→ **Exercise material**
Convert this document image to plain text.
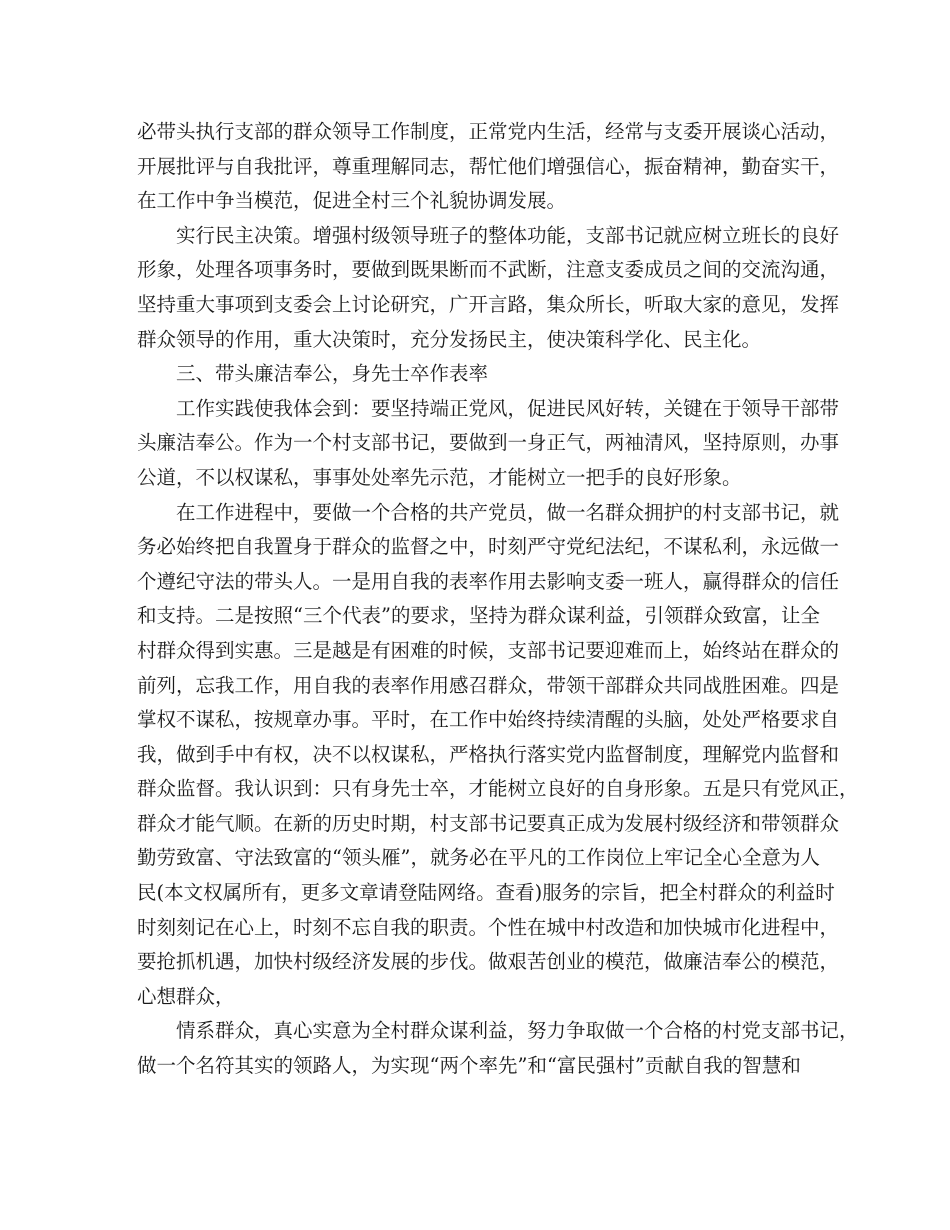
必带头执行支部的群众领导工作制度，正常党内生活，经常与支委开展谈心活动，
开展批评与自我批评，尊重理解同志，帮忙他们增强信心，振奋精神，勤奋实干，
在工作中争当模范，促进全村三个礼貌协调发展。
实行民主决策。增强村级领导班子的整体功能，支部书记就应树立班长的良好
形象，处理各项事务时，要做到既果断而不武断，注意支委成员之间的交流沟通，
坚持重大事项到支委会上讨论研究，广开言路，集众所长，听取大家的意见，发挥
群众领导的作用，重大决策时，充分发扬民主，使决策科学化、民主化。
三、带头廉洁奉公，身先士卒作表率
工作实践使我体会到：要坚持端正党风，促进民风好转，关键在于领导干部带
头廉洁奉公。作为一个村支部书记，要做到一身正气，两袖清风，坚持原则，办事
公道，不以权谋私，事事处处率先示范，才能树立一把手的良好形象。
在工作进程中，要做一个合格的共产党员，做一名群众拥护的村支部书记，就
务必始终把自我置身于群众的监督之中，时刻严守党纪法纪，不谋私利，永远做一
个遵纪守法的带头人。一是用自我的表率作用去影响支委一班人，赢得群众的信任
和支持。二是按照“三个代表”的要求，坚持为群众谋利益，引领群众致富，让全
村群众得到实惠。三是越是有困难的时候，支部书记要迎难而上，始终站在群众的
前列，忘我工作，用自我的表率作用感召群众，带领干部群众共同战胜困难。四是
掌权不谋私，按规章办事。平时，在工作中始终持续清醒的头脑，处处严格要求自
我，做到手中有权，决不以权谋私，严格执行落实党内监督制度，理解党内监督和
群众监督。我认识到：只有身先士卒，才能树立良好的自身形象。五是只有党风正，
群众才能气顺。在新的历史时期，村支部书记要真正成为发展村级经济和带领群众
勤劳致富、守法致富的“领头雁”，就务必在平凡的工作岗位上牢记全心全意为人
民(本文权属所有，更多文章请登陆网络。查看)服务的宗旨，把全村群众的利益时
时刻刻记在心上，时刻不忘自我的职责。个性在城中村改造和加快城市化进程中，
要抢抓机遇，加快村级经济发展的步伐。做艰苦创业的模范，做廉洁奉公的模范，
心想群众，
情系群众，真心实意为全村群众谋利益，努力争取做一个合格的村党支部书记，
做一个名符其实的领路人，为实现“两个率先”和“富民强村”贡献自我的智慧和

--

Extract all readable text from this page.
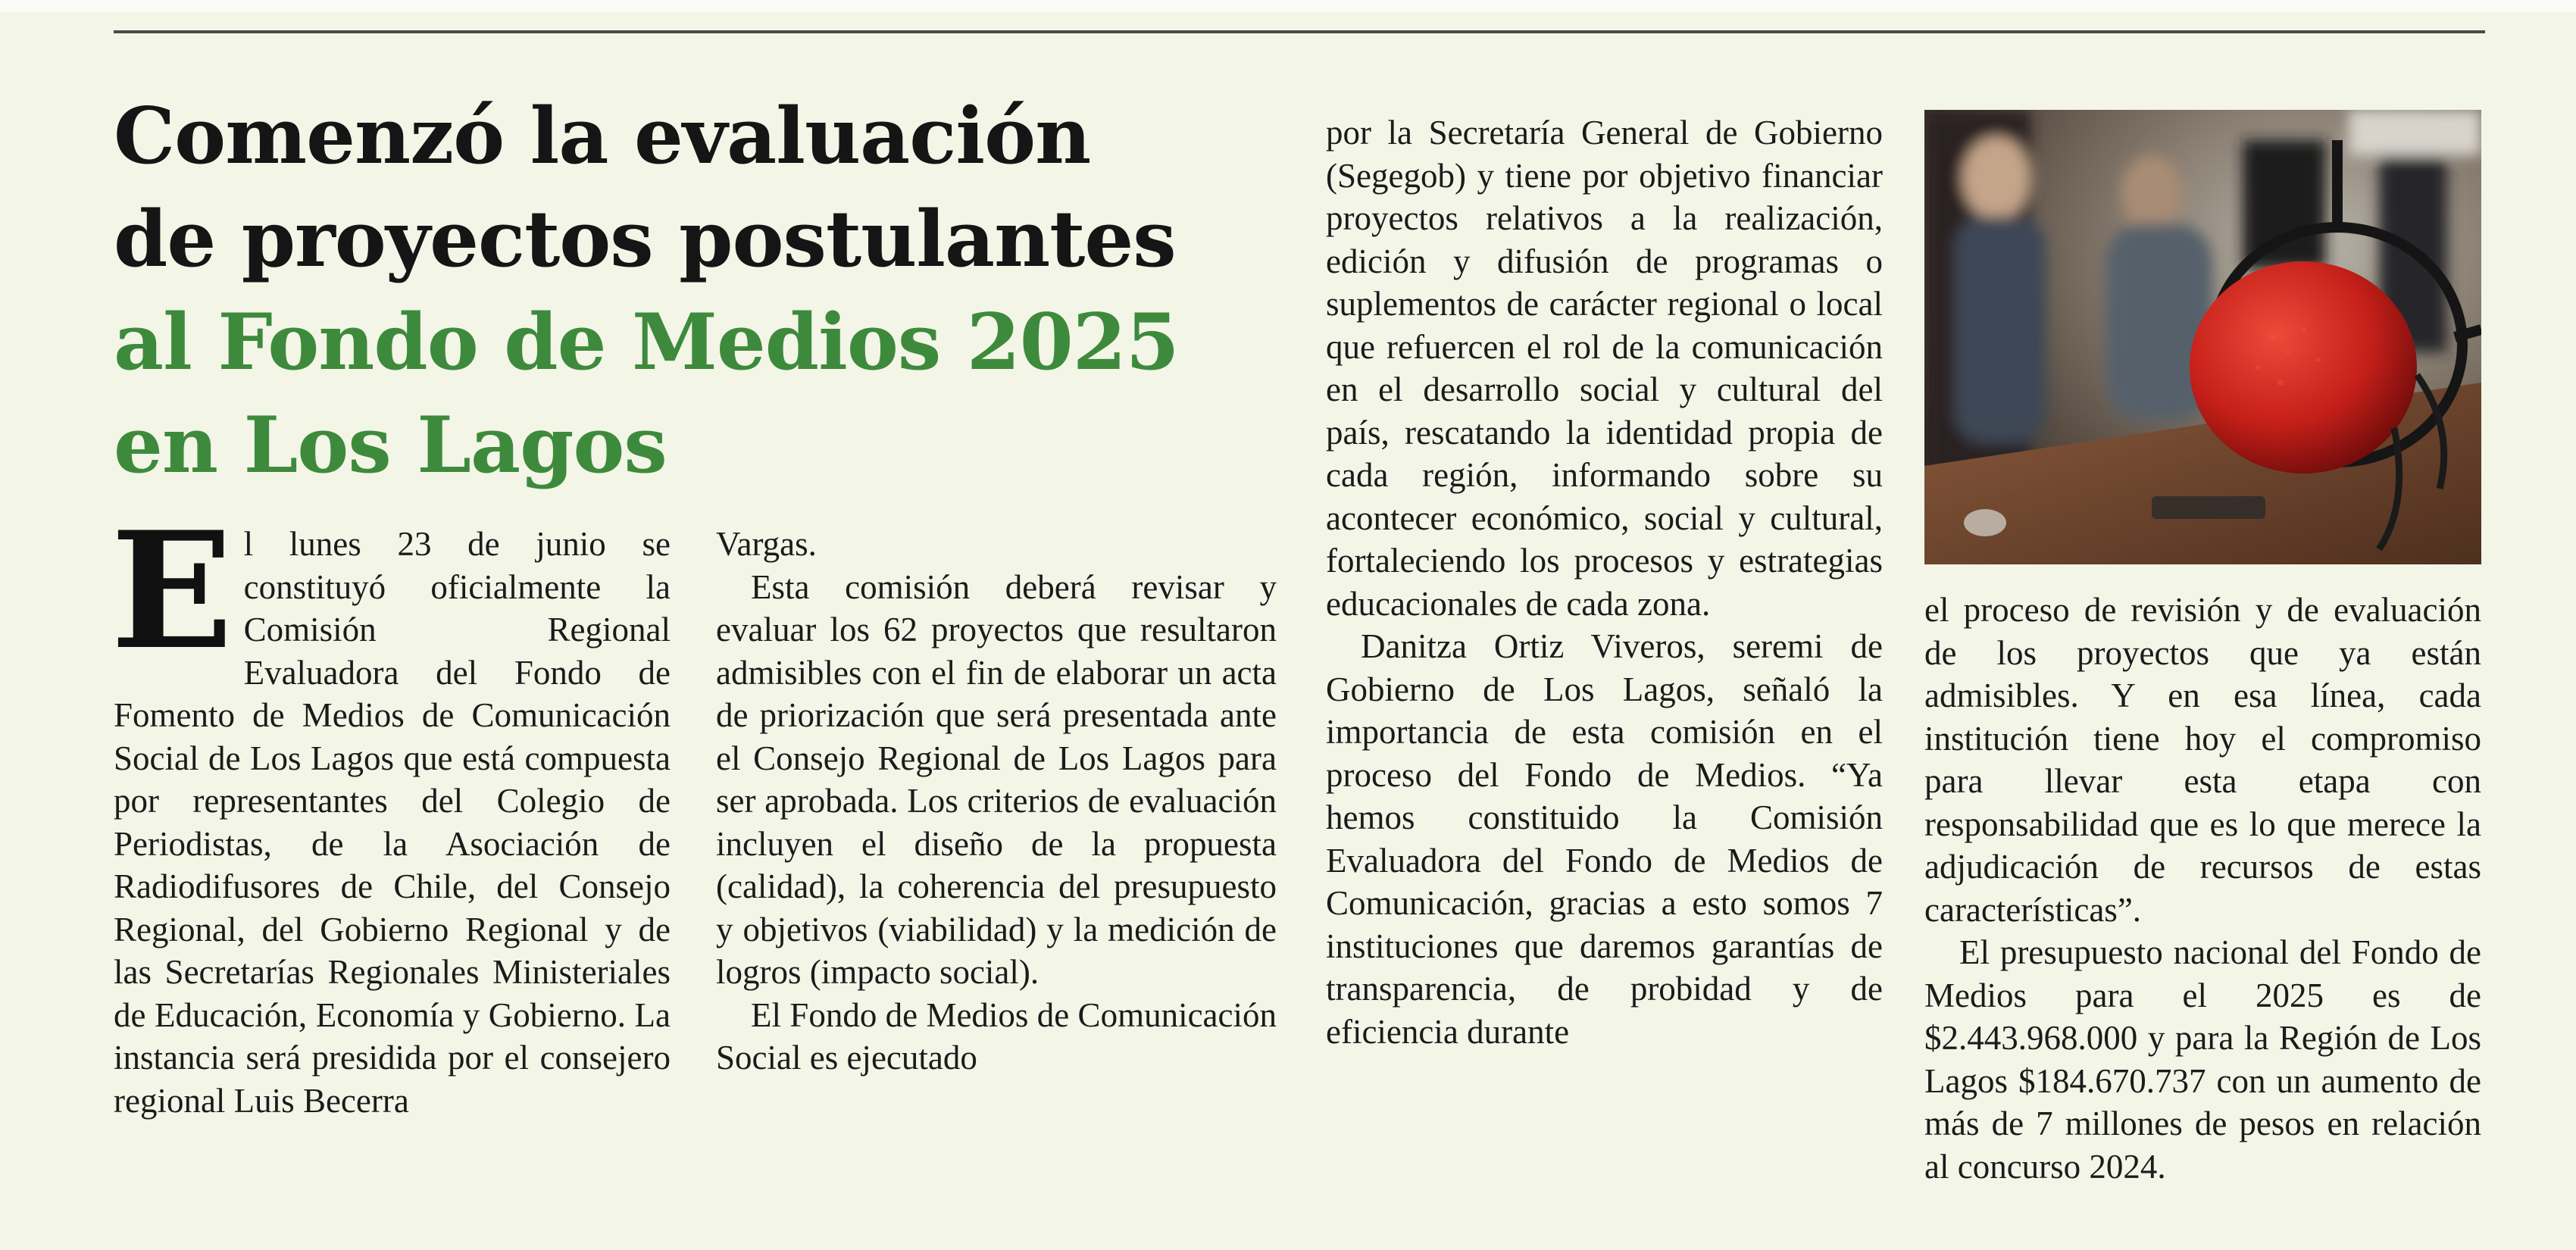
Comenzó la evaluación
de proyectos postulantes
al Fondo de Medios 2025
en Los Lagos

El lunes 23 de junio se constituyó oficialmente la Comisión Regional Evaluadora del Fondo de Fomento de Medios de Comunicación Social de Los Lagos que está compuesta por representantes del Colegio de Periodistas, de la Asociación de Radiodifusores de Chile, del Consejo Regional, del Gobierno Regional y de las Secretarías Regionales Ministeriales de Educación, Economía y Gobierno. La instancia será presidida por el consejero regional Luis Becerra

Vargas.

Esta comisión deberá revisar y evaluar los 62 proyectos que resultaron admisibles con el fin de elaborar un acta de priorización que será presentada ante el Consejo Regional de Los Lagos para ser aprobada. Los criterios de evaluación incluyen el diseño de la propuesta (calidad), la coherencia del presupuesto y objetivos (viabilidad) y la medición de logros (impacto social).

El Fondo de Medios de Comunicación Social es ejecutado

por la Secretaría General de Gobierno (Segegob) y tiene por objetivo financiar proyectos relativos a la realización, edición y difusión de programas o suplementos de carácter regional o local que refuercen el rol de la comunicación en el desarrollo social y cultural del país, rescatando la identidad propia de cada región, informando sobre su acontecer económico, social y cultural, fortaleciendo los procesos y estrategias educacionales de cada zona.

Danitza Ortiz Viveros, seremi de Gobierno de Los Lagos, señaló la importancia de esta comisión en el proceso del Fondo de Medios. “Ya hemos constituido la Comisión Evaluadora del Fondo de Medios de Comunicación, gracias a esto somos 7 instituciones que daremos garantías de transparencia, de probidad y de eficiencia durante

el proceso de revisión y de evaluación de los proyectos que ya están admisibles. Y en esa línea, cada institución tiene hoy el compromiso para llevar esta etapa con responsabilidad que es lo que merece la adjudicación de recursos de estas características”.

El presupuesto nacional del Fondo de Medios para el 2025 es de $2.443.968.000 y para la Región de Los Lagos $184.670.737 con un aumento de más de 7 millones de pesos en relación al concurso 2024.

→ **Stated task**
A single figure is required: the number of lines above in which the word "text" occurs.

→ **Worked answer**
2